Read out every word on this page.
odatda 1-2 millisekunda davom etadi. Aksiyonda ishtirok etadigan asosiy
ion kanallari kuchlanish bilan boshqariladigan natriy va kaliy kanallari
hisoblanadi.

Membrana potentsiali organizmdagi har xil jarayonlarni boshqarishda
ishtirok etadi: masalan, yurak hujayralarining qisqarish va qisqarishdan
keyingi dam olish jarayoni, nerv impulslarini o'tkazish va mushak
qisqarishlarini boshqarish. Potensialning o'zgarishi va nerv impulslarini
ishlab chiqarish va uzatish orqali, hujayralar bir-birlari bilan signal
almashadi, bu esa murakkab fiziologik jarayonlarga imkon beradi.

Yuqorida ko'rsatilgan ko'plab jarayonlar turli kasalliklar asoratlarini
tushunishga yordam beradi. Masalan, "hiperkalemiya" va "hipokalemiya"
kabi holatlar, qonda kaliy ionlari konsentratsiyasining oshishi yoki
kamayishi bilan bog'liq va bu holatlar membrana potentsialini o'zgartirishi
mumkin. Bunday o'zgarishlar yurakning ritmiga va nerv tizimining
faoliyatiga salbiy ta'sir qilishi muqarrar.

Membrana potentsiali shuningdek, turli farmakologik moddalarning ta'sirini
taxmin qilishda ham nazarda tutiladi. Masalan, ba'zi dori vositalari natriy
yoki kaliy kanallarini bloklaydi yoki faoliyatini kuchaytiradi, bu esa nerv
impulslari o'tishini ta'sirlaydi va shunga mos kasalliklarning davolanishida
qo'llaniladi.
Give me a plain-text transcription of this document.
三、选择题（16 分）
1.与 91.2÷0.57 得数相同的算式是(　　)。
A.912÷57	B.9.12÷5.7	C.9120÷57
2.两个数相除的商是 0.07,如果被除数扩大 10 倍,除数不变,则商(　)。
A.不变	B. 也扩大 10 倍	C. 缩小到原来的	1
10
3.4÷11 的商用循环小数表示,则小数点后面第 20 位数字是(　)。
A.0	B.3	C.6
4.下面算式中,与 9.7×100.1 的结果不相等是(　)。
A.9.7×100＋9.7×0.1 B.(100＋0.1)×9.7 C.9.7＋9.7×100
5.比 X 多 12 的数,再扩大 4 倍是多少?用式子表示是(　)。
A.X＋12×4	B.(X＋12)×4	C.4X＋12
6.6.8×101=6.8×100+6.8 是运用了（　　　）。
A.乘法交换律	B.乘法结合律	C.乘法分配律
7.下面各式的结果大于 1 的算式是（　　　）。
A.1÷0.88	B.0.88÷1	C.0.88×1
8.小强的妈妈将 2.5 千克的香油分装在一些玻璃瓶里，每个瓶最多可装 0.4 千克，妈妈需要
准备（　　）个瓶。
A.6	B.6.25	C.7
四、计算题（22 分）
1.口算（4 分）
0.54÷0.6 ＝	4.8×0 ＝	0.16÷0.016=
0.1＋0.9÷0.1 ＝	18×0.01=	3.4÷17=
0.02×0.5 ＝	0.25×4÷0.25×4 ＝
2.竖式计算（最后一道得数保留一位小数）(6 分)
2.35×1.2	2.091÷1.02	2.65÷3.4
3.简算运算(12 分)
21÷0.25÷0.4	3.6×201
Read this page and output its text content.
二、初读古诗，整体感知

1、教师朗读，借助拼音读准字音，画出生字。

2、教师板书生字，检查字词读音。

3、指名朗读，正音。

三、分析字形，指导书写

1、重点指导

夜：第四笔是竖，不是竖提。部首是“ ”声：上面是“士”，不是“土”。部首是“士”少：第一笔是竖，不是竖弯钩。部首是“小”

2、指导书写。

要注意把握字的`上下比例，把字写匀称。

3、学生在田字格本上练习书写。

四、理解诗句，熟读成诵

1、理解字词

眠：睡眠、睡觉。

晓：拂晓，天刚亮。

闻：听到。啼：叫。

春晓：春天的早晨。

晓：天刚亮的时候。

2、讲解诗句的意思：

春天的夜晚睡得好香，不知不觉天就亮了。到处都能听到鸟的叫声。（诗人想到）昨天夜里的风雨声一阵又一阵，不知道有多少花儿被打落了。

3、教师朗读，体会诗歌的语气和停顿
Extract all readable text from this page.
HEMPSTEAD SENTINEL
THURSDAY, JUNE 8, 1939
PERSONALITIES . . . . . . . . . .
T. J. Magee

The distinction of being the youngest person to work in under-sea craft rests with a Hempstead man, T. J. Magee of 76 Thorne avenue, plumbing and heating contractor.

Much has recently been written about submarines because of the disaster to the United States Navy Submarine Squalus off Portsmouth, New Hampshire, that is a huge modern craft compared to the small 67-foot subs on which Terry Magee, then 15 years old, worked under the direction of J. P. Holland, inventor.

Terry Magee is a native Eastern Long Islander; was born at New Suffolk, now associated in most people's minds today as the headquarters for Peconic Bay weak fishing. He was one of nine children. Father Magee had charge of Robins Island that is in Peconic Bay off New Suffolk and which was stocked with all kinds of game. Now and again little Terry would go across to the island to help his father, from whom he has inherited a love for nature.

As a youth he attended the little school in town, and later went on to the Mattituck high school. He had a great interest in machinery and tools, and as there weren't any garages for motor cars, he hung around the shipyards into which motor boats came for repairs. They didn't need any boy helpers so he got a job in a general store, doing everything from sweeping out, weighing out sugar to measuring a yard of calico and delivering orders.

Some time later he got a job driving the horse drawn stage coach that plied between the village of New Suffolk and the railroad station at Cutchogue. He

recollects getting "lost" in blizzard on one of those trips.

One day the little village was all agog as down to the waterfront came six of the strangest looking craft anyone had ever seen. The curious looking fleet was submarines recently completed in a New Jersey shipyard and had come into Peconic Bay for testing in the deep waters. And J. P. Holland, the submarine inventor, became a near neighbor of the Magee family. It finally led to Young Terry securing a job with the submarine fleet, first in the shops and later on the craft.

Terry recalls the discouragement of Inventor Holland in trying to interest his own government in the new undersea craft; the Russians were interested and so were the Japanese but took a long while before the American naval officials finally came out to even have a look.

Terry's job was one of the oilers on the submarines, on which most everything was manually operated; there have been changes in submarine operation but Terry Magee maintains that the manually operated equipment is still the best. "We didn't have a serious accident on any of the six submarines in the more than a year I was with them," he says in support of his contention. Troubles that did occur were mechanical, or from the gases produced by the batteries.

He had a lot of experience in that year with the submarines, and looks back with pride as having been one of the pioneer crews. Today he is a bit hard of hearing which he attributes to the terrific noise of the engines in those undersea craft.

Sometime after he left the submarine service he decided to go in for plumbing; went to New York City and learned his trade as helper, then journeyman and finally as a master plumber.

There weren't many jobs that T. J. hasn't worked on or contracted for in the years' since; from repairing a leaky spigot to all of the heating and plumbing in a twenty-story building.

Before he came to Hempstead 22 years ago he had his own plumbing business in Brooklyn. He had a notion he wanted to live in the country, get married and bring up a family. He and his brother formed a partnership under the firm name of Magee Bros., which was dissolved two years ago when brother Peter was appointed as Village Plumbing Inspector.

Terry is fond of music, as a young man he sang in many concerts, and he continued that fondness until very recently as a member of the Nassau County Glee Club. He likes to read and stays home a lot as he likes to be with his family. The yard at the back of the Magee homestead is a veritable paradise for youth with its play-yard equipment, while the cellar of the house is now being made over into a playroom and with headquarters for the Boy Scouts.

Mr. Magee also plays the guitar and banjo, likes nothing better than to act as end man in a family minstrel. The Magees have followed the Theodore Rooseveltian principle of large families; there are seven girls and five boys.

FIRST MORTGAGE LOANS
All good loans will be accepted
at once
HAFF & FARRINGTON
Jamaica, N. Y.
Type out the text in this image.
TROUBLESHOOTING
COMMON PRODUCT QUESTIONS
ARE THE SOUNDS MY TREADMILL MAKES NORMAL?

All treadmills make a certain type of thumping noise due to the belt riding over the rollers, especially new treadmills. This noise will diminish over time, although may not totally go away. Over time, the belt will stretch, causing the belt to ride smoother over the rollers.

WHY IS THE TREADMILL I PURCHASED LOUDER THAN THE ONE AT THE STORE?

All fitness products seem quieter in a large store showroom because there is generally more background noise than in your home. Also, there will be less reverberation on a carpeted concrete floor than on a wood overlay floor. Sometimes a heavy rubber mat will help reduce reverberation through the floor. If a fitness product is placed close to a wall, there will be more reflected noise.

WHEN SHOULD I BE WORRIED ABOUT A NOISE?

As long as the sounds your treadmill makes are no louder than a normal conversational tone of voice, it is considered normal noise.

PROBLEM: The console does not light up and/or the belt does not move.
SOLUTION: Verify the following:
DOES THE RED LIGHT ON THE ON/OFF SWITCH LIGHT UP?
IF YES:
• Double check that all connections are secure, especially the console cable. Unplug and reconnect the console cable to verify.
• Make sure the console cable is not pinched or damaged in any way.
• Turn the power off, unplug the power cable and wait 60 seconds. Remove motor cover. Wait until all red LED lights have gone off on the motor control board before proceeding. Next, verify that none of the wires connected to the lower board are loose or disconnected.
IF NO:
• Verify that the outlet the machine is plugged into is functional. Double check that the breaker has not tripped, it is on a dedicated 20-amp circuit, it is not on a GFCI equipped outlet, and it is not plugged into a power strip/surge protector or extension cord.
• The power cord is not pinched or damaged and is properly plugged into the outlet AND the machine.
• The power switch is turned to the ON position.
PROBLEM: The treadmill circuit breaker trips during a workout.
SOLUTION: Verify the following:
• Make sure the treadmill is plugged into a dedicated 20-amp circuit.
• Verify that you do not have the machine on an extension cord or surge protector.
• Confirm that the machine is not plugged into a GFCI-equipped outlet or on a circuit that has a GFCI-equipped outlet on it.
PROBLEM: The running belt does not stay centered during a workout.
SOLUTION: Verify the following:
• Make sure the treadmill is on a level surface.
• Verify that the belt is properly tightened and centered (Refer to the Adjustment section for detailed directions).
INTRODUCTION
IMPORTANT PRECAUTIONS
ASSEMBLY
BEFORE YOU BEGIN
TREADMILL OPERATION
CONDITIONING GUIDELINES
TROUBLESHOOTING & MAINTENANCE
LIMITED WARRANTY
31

________

● Aim of the exercise: Output a single number: how many lines contain the word "kaliy".

● Right answer: 3